-- Problem to solve --
Only lines with the string "this" matter here; gather them from the material below.

(Records from a collection)
------------------------------
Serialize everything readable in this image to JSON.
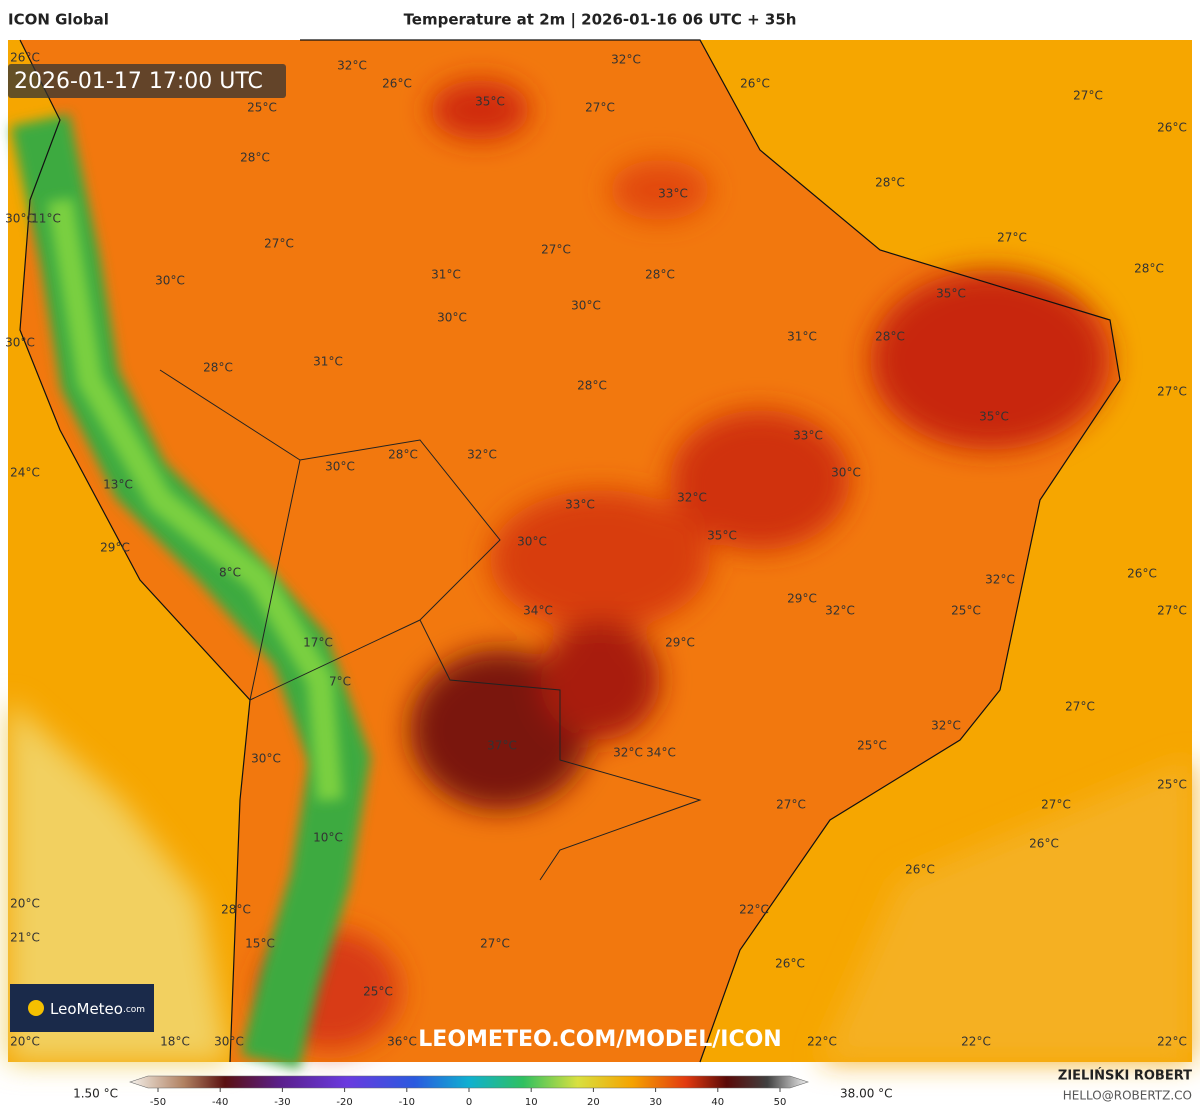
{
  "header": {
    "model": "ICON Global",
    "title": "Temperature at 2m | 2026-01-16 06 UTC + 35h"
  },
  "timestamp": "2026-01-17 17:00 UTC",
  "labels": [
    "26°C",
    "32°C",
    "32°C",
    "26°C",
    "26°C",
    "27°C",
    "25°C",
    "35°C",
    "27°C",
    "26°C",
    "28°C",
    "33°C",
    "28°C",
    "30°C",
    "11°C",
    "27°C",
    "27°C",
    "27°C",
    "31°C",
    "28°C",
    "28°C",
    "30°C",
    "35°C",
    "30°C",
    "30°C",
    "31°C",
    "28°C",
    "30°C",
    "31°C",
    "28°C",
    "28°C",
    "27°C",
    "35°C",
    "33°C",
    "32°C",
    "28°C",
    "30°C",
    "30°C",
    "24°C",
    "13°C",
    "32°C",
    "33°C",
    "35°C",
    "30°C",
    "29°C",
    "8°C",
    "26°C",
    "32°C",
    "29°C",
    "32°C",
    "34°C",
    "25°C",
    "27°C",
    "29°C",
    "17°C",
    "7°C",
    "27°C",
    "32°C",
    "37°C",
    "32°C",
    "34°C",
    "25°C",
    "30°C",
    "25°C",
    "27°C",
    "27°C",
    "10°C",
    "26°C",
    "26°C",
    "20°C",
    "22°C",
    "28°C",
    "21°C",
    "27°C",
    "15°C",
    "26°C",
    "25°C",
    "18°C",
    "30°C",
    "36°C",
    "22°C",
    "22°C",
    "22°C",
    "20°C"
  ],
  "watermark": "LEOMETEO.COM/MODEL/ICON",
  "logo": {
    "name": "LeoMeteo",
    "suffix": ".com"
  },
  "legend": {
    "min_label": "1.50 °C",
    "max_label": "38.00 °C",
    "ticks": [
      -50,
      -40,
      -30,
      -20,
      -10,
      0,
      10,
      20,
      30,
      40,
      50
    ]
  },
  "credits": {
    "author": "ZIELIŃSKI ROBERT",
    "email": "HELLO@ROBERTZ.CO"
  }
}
------------------------------
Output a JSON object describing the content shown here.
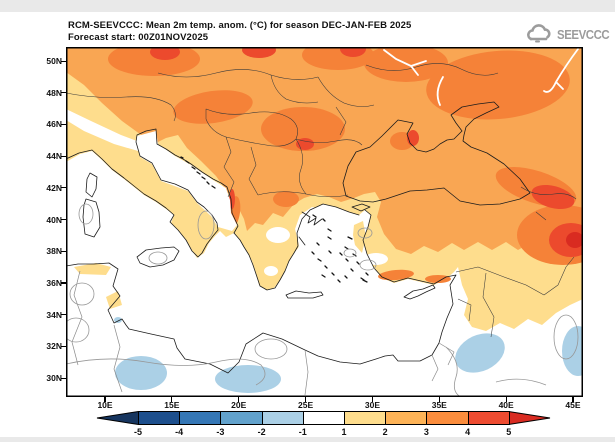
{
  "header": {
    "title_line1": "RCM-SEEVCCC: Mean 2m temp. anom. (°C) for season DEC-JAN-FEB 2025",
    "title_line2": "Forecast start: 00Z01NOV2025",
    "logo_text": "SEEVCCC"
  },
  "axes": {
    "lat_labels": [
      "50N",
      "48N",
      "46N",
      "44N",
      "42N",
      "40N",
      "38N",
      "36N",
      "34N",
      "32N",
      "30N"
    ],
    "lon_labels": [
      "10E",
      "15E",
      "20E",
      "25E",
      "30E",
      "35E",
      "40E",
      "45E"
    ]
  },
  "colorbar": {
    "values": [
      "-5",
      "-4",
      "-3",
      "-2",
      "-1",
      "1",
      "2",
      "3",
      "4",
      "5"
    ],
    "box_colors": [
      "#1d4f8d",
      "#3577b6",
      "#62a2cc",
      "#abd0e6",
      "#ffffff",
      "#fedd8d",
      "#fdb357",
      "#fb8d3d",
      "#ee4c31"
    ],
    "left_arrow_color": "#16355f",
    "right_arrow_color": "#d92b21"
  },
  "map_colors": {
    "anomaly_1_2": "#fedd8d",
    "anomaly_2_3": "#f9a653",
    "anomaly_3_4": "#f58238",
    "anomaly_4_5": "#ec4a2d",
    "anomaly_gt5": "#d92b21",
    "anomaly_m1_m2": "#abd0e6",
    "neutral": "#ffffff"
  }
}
------------------------------
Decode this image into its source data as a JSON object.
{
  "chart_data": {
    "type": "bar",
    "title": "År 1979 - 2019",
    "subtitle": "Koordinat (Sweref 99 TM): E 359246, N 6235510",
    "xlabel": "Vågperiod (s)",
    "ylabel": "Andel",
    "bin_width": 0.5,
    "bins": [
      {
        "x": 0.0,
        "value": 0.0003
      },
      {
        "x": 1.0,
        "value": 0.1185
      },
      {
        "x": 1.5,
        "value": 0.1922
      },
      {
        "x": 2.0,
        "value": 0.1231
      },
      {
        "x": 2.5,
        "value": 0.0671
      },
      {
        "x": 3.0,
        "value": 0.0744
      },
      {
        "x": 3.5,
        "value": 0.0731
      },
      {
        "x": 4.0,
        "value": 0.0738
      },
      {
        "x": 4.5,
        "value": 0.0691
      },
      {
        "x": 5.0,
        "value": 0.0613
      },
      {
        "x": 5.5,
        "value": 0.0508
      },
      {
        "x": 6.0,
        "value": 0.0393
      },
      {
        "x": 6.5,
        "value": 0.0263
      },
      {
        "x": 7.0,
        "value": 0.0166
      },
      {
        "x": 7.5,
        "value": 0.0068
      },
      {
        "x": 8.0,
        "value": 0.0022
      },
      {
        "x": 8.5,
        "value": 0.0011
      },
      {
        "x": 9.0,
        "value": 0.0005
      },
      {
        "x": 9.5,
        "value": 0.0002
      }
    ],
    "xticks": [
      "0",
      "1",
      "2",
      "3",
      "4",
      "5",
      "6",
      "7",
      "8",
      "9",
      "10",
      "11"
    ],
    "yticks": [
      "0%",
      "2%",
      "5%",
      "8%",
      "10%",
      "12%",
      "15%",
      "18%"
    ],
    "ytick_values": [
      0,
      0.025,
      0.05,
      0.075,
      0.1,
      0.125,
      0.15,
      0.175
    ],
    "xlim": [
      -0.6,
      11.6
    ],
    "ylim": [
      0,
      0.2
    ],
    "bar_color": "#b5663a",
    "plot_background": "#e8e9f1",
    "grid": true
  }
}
------------------------------
-- Exercise solution --
Serialize everything readable in this image to JSON.
Decode this image into its source data as a JSON object.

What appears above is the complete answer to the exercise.